Report every line below that holds the word "JSON".

#### Data excerpts ####

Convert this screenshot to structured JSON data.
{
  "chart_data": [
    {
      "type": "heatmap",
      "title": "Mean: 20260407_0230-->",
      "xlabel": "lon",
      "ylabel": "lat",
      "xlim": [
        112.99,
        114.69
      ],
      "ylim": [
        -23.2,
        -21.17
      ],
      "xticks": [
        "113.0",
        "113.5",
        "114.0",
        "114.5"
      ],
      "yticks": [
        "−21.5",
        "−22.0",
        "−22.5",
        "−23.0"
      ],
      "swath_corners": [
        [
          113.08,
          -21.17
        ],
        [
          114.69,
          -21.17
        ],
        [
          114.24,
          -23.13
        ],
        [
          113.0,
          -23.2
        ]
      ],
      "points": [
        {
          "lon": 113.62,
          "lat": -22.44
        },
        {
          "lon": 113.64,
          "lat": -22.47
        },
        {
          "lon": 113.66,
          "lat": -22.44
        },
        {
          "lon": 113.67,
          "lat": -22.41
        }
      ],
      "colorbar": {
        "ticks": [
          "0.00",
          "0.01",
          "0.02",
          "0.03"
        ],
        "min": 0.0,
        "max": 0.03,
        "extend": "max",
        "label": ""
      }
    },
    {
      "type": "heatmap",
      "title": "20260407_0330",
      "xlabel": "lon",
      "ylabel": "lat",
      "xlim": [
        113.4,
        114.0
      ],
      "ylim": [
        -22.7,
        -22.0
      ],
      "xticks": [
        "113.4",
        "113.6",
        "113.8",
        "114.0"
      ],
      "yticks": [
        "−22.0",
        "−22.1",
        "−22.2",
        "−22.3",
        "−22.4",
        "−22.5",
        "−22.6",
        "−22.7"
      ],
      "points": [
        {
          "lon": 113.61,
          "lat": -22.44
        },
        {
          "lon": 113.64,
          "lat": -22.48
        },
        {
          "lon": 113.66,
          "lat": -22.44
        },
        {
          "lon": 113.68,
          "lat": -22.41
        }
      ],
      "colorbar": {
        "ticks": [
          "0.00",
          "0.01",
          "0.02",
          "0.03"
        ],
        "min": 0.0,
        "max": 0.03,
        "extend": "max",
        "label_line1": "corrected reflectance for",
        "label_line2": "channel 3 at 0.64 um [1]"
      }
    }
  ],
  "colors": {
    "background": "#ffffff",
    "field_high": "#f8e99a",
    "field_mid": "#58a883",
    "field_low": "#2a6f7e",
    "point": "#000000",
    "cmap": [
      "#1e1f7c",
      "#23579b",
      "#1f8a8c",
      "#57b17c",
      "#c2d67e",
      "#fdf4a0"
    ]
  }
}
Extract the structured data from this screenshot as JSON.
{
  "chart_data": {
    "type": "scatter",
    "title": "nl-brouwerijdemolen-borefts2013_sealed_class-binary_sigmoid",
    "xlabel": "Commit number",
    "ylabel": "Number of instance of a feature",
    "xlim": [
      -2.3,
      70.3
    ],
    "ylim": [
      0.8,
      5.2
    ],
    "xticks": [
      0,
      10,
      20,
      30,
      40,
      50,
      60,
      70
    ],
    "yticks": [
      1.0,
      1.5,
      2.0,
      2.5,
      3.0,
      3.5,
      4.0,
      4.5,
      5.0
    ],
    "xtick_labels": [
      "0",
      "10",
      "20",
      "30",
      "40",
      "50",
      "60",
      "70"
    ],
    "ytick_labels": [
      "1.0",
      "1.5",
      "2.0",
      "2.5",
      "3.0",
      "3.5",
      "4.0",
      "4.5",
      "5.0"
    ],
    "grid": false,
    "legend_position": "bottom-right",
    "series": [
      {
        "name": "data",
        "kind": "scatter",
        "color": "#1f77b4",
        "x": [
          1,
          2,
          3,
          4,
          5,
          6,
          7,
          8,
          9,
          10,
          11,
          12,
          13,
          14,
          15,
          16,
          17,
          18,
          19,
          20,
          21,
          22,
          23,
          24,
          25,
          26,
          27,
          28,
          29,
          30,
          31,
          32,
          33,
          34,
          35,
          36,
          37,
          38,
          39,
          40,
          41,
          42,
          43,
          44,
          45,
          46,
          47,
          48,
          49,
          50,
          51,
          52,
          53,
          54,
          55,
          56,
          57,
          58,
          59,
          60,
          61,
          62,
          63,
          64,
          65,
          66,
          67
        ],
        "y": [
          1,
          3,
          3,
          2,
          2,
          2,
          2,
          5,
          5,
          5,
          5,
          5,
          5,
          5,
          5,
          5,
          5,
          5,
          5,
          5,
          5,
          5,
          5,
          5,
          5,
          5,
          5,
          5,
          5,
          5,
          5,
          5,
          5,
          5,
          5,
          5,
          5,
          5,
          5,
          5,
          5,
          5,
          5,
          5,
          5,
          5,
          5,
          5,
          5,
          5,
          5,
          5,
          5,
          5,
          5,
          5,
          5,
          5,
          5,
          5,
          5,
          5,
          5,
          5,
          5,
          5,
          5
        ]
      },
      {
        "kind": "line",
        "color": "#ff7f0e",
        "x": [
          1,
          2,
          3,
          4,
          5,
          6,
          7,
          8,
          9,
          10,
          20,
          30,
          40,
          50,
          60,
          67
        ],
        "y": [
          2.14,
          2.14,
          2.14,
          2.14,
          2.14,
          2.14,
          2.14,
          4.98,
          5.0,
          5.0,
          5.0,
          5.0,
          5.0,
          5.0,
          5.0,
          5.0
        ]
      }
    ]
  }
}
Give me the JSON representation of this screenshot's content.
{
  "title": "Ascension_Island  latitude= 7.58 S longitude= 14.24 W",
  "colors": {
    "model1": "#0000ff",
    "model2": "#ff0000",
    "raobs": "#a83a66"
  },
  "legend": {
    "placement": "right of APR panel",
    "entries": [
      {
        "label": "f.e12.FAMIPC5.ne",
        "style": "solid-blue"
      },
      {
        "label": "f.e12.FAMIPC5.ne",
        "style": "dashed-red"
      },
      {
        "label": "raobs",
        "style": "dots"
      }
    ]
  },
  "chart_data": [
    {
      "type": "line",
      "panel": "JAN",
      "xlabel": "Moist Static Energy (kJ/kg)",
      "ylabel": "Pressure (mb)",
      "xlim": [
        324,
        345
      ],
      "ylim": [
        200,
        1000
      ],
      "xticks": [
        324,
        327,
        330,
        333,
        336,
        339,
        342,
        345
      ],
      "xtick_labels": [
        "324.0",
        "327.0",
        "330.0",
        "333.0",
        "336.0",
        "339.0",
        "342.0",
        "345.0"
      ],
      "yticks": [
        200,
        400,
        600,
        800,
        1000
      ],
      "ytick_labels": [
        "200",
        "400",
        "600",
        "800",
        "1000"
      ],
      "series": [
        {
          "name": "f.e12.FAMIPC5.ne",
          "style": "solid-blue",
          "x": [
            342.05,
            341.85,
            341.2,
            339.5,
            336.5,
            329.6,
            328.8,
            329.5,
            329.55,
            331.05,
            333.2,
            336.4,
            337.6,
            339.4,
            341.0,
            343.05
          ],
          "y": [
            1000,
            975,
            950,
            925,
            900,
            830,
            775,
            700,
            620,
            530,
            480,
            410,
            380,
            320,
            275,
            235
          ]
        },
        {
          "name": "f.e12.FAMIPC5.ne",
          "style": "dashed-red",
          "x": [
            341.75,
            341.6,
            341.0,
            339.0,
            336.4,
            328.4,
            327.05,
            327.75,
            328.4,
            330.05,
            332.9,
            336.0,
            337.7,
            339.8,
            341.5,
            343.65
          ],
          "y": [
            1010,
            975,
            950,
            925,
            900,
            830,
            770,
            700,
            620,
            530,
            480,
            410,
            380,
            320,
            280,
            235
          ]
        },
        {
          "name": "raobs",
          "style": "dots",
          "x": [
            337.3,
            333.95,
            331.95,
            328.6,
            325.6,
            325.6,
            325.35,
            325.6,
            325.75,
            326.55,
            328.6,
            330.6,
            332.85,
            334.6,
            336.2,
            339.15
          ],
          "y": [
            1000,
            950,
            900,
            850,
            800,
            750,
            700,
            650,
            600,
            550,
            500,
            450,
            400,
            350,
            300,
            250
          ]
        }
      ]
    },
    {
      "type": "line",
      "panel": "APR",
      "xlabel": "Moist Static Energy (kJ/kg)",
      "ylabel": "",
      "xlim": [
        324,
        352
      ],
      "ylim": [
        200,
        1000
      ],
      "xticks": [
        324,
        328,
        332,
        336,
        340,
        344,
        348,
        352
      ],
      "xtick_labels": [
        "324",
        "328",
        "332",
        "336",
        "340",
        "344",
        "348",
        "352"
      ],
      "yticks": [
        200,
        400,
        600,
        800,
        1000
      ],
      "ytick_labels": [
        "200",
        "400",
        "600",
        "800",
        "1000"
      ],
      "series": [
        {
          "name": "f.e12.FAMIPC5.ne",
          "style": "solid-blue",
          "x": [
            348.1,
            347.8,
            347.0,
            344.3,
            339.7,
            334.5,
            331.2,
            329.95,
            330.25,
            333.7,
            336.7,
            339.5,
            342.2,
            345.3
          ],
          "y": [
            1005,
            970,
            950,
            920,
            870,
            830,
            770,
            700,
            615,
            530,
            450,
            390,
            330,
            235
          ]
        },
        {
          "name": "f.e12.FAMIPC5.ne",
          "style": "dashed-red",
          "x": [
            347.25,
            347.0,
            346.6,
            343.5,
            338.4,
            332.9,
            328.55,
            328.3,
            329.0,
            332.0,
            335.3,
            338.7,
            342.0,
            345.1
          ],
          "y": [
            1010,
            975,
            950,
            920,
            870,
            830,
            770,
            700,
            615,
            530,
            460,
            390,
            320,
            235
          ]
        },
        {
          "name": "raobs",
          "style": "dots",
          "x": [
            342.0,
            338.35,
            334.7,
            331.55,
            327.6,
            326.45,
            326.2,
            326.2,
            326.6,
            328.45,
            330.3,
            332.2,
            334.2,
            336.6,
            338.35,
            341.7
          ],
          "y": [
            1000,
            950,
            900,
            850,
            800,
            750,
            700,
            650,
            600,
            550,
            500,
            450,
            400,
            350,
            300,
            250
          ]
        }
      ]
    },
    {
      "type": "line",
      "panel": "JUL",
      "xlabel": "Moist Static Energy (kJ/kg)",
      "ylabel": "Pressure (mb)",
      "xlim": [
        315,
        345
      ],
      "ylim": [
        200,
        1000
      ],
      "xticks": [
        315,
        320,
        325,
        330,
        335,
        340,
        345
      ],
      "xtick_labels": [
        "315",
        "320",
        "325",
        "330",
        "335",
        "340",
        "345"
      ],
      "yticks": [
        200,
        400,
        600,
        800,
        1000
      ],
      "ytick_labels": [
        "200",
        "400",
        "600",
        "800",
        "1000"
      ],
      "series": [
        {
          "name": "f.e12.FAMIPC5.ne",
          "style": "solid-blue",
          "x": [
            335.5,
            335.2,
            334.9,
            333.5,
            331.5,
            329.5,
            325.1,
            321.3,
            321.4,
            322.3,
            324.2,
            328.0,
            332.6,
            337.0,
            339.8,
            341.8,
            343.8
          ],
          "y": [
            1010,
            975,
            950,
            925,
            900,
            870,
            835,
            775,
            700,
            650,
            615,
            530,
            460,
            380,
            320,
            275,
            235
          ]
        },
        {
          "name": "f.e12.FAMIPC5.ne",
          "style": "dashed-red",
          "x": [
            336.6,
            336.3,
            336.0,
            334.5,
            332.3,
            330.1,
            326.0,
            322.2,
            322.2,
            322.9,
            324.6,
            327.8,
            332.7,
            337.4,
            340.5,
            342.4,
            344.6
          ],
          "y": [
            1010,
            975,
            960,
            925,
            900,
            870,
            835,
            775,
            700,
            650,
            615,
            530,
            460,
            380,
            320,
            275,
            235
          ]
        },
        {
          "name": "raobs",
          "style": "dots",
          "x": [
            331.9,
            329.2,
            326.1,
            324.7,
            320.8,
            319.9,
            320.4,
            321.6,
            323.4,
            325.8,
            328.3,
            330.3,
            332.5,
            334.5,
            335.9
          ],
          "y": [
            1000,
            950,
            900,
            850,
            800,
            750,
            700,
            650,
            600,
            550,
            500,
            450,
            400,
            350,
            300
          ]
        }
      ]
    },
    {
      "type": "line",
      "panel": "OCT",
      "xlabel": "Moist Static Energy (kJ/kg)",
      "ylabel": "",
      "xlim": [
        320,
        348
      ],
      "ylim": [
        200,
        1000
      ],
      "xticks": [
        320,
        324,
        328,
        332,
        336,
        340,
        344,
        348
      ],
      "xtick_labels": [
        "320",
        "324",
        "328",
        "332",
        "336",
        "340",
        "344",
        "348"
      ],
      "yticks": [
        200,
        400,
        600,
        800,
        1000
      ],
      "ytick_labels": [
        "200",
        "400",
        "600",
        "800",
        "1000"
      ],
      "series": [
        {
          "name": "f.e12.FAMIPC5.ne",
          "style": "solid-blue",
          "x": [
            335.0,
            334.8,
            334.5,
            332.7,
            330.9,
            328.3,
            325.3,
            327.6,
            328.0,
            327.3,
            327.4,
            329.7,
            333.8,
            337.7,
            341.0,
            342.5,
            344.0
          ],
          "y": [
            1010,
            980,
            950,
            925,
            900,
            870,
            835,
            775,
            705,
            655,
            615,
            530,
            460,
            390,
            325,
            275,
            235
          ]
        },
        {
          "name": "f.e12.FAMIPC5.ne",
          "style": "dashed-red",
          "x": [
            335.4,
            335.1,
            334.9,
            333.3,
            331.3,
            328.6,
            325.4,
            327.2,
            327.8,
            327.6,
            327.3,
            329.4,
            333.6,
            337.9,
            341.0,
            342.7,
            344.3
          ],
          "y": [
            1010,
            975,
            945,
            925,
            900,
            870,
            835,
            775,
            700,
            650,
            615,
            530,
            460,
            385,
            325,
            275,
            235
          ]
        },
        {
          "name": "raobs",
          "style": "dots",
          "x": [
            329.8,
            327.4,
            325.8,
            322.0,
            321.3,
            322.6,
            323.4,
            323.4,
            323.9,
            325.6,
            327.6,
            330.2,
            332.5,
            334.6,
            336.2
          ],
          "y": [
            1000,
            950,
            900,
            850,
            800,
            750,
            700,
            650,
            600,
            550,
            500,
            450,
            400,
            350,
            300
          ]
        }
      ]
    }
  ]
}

####

## Solution
Convert this screenshot to structured JSON data.
Extract the structured data from this screenshot as JSON.
Give me the JSON representation of this screenshot's content.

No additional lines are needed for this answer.